EXERCISE TASK:
Leaving the pictures aside, transcribe every line below exactly.

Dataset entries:
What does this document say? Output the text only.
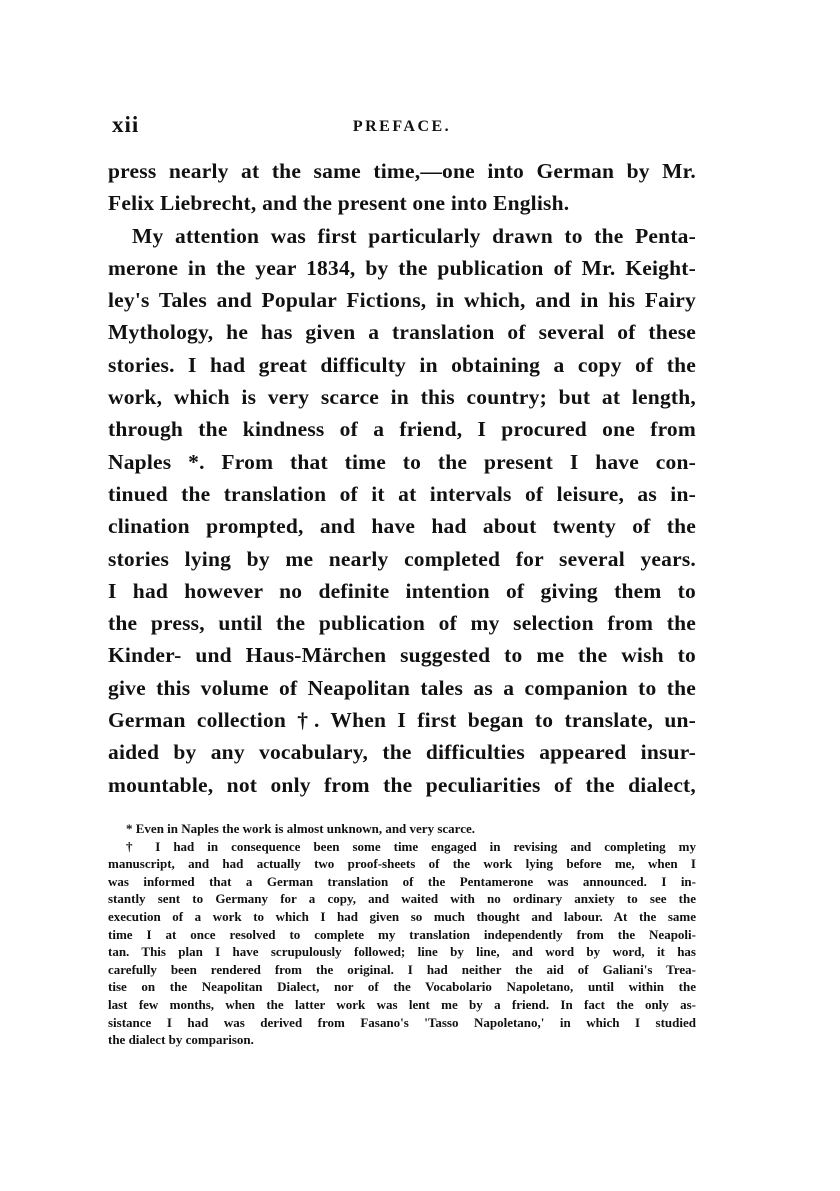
xii	PREFACE.
press nearly at the same time,—one into German by Mr.
Felix Liebrecht, and the present one into English.
My attention was first particularly drawn to the Penta-
merone in the year 1834, by the publication of Mr. Keight-
ley's Tales and Popular Fictions, in which, and in his Fairy
Mythology, he has given a translation of several of these
stories. I had great difficulty in obtaining a copy of the
work, which is very scarce in this country; but at length,
through the kindness of a friend, I procured one from
Naples *. From that time to the present I have con-
tinued the translation of it at intervals of leisure, as in-
clination prompted, and have had about twenty of the
stories lying by me nearly completed for several years.
I had however no definite intention of giving them to
the press, until the publication of my selection from the
Kinder- und Haus-Märchen suggested to me the wish to
give this volume of Neapolitan tales as a companion to the
German collection †. When I first began to translate, un-
aided by any vocabulary, the difficulties appeared insur-
mountable, not only from the peculiarities of the dialect,
* Even in Naples the work is almost unknown, and very scarce.
† I had in consequence been some time engaged in revising and completing my
manuscript, and had actually two proof-sheets of the work lying before me, when I
was informed that a German translation of the Pentamerone was announced. I in-
stantly sent to Germany for a copy, and waited with no ordinary anxiety to see the
execution of a work to which I had given so much thought and labour. At the same
time I at once resolved to complete my translation independently from the Neapoli-
tan. This plan I have scrupulously followed; line by line, and word by word, it has
carefully been rendered from the original. I had neither the aid of Galiani's Trea-
tise on the Neapolitan Dialect, nor of the Vocabolario Napoletano, until within the
last few months, when the latter work was lent me by a friend. In fact the only as-
sistance I had was derived from Fasano's 'Tasso Napoletano,' in which I studied
the dialect by comparison.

SOLUTION TO THIS EXERCISE:
What does this document say? Output the text only.
xii	PREFACE.
press nearly at the same time,—one into German by Mr.
Felix Liebrecht, and the present one into English.
My attention was first particularly drawn to the Penta-
merone in the year 1834, by the publication of Mr. Keight-
ley's Tales and Popular Fictions, in which, and in his Fairy
Mythology, he has given a translation of several of these
stories. I had great difficulty in obtaining a copy of the
work, which is very scarce in this country; but at length,
through the kindness of a friend, I procured one from
Naples *. From that time to the present I have con-
tinued the translation of it at intervals of leisure, as in-
clination prompted, and have had about twenty of the
stories lying by me nearly completed for several years.
I had however no definite intention of giving them to
the press, until the publication of my selection from the
Kinder- und Haus-Märchen suggested to me the wish to
give this volume of Neapolitan tales as a companion to the
German collection †. When I first began to translate, un-
aided by any vocabulary, the difficulties appeared insur-
mountable, not only from the peculiarities of the dialect,
* Even in Naples the work is almost unknown, and very scarce.
† I had in consequence been some time engaged in revising and completing my
manuscript, and had actually two proof-sheets of the work lying before me, when I
was informed that a German translation of the Pentamerone was announced. I in-
stantly sent to Germany for a copy, and waited with no ordinary anxiety to see the
execution of a work to which I had given so much thought and labour. At the same
time I at once resolved to complete my translation independently from the Neapoli-
tan. This plan I have scrupulously followed; line by line, and word by word, it has
carefully been rendered from the original. I had neither the aid of Galiani's Trea-
tise on the Neapolitan Dialect, nor of the Vocabolario Napoletano, until within the
last few months, when the latter work was lent me by a friend. In fact the only as-
sistance I had was derived from Fasano's 'Tasso Napoletano,' in which I studied
the dialect by comparison.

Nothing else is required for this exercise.